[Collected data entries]
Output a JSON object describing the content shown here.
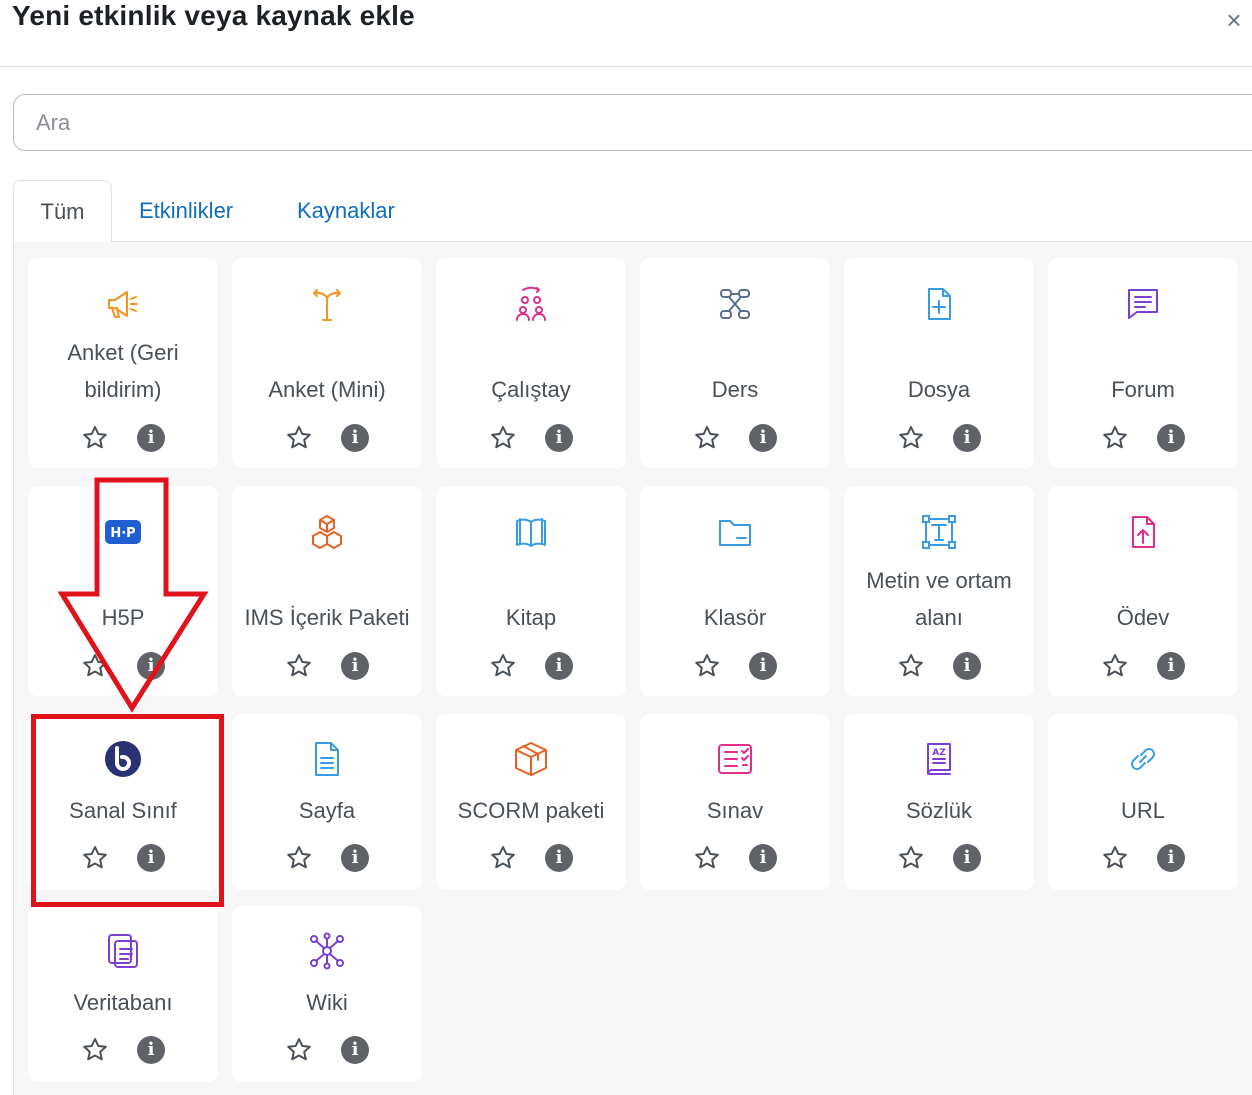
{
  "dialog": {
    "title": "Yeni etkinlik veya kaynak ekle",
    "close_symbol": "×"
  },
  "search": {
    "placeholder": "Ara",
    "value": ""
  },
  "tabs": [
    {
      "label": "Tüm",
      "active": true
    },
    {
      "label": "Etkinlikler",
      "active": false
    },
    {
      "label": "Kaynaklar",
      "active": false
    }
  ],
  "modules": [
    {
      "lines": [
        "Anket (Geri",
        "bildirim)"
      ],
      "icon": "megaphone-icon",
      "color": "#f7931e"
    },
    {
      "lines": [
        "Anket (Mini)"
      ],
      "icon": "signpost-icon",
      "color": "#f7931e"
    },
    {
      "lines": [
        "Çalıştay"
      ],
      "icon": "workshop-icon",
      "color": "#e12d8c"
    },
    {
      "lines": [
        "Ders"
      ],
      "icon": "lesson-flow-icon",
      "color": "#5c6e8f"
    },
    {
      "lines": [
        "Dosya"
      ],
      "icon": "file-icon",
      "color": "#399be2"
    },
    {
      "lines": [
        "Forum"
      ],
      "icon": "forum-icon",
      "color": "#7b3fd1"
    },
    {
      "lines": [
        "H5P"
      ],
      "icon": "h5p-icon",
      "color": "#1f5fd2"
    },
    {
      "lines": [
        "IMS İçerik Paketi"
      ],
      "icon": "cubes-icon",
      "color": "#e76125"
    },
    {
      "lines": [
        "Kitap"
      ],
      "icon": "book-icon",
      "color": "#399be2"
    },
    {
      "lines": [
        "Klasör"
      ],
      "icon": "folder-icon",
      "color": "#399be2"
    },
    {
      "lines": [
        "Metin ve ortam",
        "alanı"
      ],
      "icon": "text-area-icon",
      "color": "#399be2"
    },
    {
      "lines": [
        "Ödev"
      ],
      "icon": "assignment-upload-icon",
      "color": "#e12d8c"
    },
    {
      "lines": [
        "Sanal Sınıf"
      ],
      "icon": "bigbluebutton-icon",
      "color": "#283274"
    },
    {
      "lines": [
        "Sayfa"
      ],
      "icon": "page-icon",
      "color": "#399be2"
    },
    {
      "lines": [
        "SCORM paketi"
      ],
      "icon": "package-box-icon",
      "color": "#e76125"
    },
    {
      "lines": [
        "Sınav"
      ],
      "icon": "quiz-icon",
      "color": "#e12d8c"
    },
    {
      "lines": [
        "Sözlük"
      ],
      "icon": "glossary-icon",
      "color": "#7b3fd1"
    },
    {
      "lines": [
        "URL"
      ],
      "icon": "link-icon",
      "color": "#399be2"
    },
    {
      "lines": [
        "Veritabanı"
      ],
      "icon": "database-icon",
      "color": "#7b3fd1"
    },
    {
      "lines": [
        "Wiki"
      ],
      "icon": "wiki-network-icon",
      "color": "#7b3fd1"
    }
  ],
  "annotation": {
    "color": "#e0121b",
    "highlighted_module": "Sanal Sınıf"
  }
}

STATED EXERCISE -
Of the lines in the material, how many include "Sanal"? Respond with the number alone.

CORRECT RESULT -
2